[Dataset excerpt]
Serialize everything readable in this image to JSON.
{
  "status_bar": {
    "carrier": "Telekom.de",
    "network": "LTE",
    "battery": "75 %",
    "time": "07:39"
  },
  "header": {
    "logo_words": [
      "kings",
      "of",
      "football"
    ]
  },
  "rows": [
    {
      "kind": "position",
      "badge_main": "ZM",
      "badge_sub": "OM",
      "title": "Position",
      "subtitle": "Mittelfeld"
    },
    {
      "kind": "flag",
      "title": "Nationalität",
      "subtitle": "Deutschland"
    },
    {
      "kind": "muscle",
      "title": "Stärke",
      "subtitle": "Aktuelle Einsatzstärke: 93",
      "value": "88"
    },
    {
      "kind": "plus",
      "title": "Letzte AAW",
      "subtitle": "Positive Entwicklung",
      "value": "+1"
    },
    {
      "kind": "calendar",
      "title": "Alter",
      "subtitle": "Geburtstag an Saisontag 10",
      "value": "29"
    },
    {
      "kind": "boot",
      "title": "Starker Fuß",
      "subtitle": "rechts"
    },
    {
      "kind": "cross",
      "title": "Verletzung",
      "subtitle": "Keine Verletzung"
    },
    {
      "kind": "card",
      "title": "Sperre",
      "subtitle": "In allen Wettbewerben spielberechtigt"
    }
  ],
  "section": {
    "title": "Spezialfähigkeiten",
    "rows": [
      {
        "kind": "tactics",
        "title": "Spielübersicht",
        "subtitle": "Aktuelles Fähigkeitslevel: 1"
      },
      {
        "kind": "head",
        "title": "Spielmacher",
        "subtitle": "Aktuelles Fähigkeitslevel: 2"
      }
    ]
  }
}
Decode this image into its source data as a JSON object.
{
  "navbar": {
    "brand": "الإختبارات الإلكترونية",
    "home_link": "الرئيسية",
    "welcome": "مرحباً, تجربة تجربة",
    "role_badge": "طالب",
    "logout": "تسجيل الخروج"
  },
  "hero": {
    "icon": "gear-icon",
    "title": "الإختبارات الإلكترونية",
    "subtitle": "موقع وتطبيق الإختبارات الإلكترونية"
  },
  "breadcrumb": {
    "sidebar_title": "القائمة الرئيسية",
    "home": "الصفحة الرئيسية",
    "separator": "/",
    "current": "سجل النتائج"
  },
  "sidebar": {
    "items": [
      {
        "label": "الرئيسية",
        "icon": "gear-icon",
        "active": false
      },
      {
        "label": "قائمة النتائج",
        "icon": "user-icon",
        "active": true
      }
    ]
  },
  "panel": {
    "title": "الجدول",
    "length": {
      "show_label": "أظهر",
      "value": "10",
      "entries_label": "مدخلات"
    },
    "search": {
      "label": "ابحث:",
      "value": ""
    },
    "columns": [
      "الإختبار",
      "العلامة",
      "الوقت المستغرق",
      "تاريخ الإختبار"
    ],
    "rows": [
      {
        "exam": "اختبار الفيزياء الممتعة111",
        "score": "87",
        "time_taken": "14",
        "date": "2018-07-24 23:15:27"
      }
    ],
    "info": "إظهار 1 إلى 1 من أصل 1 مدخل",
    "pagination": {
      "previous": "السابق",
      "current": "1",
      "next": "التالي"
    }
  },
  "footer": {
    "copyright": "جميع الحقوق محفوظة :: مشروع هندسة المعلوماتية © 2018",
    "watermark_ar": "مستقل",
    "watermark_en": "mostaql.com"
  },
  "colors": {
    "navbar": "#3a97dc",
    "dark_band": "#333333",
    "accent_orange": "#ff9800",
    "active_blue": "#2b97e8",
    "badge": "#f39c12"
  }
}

Your objective – Every entry above should be retyped exactly as shown.

Final result –
Serialize everything readable in this image to JSON.
{
  "status_bar": {
    "carrier": "Telekom.de",
    "network": "LTE",
    "battery": "75 %",
    "time": "07:39"
  },
  "header": {
    "logo_words": [
      "kings",
      "of",
      "football"
    ]
  },
  "rows": [
    {
      "kind": "position",
      "badge_main": "ZM",
      "badge_sub": "OM",
      "title": "Position",
      "subtitle": "Mittelfeld"
    },
    {
      "kind": "flag",
      "title": "Nationalität",
      "subtitle": "Deutschland"
    },
    {
      "kind": "muscle",
      "title": "Stärke",
      "subtitle": "Aktuelle Einsatzstärke: 93",
      "value": "88"
    },
    {
      "kind": "plus",
      "title": "Letzte AAW",
      "subtitle": "Positive Entwicklung",
      "value": "+1"
    },
    {
      "kind": "calendar",
      "title": "Alter",
      "subtitle": "Geburtstag an Saisontag 10",
      "value": "29"
    },
    {
      "kind": "boot",
      "title": "Starker Fuß",
      "subtitle": "rechts"
    },
    {
      "kind": "cross",
      "title": "Verletzung",
      "subtitle": "Keine Verletzung"
    },
    {
      "kind": "card",
      "title": "Sperre",
      "subtitle": "In allen Wettbewerben spielberechtigt"
    }
  ],
  "section": {
    "title": "Spezialfähigkeiten",
    "rows": [
      {
        "kind": "tactics",
        "title": "Spielübersicht",
        "subtitle": "Aktuelles Fähigkeitslevel: 1"
      },
      {
        "kind": "head",
        "title": "Spielmacher",
        "subtitle": "Aktuelles Fähigkeitslevel: 2"
      }
    ]
  }
}
Decode this image into its source data as a JSON object.
{
  "navbar": {
    "brand": "الإختبارات الإلكترونية",
    "home_link": "الرئيسية",
    "welcome": "مرحباً, تجربة تجربة",
    "role_badge": "طالب",
    "logout": "تسجيل الخروج"
  },
  "hero": {
    "icon": "gear-icon",
    "title": "الإختبارات الإلكترونية",
    "subtitle": "موقع وتطبيق الإختبارات الإلكترونية"
  },
  "breadcrumb": {
    "sidebar_title": "القائمة الرئيسية",
    "home": "الصفحة الرئيسية",
    "separator": "/",
    "current": "سجل النتائج"
  },
  "sidebar": {
    "items": [
      {
        "label": "الرئيسية",
        "icon": "gear-icon",
        "active": false
      },
      {
        "label": "قائمة النتائج",
        "icon": "user-icon",
        "active": true
      }
    ]
  },
  "panel": {
    "title": "الجدول",
    "length": {
      "show_label": "أظهر",
      "value": "10",
      "entries_label": "مدخلات"
    },
    "search": {
      "label": "ابحث:",
      "value": ""
    },
    "columns": [
      "الإختبار",
      "العلامة",
      "الوقت المستغرق",
      "تاريخ الإختبار"
    ],
    "rows": [
      {
        "exam": "اختبار الفيزياء الممتعة111",
        "score": "87",
        "time_taken": "14",
        "date": "2018-07-24 23:15:27"
      }
    ],
    "info": "إظهار 1 إلى 1 من أصل 1 مدخل",
    "pagination": {
      "previous": "السابق",
      "current": "1",
      "next": "التالي"
    }
  },
  "footer": {
    "copyright": "جميع الحقوق محفوظة :: مشروع هندسة المعلوماتية © 2018",
    "watermark_ar": "مستقل",
    "watermark_en": "mostaql.com"
  },
  "colors": {
    "navbar": "#3a97dc",
    "dark_band": "#333333",
    "accent_orange": "#ff9800",
    "active_blue": "#2b97e8",
    "badge": "#f39c12"
  }
}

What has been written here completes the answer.